--- START ---
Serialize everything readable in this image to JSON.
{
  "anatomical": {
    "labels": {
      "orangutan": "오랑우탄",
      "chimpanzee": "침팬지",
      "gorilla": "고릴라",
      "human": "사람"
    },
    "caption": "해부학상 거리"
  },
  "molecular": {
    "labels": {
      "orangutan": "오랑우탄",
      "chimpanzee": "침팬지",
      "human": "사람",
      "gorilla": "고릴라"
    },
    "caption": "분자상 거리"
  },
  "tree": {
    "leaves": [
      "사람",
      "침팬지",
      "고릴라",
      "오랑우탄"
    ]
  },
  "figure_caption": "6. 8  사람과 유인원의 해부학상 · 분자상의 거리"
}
--- END ---
Please reproduce the entire listing, exactly as shown.

Serialize everything readable in this image to JSON.
{
  "anatomical": {
    "labels": {
      "orangutan": "오랑우탄",
      "chimpanzee": "침팬지",
      "gorilla": "고릴라",
      "human": "사람"
    },
    "caption": "해부학상 거리"
  },
  "molecular": {
    "labels": {
      "orangutan": "오랑우탄",
      "chimpanzee": "침팬지",
      "human": "사람",
      "gorilla": "고릴라"
    },
    "caption": "분자상 거리"
  },
  "tree": {
    "leaves": [
      "사람",
      "침팬지",
      "고릴라",
      "오랑우탄"
    ]
  },
  "figure_caption": "6. 8  사람과 유인원의 해부학상 · 분자상의 거리"
}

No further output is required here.